## Instructions to follow
Check each line for the string "государственной" and give only the count of lines that have it.

□ □ □ □ □

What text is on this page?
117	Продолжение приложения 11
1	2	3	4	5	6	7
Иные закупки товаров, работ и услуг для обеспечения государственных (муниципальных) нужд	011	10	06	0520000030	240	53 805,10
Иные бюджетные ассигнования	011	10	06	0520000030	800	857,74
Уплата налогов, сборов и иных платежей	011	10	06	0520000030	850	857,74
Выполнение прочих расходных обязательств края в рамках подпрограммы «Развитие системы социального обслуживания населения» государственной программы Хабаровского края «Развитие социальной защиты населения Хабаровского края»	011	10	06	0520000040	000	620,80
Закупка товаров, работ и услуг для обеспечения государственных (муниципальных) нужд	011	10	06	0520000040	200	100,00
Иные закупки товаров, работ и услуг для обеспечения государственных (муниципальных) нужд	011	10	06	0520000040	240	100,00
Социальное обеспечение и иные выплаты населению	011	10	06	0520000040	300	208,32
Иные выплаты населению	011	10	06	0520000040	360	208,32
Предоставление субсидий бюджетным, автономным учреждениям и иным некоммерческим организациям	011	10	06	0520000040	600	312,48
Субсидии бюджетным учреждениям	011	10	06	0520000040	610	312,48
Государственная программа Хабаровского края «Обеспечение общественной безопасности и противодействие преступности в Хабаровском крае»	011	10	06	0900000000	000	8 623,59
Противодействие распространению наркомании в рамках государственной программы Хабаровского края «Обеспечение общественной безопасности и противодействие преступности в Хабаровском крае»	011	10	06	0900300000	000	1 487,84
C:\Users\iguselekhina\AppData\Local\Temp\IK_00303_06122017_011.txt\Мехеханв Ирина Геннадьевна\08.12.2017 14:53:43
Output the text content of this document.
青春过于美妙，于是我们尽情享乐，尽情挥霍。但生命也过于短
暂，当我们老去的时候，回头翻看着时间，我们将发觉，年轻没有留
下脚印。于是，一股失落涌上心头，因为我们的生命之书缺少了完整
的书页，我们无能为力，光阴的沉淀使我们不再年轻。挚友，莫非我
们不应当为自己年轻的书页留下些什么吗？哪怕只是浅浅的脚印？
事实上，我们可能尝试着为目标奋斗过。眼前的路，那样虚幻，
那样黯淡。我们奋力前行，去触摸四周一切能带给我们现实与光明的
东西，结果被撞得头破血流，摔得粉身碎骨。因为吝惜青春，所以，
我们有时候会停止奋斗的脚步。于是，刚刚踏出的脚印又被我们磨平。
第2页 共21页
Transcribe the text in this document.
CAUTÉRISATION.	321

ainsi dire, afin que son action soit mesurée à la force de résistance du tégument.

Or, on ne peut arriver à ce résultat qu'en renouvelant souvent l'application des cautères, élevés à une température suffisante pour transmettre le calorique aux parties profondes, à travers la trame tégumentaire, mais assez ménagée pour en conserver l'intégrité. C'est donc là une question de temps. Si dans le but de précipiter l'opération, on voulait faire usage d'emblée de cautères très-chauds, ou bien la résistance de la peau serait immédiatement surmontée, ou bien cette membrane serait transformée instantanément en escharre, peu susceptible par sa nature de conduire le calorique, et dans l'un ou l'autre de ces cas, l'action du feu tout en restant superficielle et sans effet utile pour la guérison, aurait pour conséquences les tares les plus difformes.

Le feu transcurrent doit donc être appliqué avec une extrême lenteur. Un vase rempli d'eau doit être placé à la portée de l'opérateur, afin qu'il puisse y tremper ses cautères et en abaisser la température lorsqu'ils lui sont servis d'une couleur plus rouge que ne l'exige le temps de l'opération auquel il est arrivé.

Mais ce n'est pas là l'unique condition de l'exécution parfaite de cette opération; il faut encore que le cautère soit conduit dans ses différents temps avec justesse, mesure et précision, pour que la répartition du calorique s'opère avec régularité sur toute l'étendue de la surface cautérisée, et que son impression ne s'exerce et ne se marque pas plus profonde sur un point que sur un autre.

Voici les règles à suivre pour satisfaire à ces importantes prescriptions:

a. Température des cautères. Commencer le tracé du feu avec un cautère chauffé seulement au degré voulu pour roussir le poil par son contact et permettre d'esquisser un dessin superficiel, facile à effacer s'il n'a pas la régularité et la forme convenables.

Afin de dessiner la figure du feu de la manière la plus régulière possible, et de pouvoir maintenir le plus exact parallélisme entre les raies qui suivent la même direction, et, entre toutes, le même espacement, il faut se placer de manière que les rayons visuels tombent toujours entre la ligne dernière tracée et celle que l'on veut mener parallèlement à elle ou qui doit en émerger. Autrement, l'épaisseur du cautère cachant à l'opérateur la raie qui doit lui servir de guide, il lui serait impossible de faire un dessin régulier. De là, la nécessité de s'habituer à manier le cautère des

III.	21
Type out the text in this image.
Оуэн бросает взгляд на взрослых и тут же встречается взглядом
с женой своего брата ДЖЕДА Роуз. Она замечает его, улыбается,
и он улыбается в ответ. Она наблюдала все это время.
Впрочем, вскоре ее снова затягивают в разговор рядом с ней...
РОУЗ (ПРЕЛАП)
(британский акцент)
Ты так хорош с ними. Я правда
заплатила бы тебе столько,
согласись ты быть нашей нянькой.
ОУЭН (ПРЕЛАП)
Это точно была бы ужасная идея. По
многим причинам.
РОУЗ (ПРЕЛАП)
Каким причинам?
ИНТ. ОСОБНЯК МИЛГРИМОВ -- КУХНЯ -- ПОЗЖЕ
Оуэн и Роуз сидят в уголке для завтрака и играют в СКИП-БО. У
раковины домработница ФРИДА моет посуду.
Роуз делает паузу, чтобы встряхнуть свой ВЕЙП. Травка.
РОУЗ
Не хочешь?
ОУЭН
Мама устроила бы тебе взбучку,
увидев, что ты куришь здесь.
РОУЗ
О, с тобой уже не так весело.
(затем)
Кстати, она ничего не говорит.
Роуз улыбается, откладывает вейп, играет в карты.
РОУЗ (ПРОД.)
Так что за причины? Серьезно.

□ □ □ □ □

## Result for this exercise
2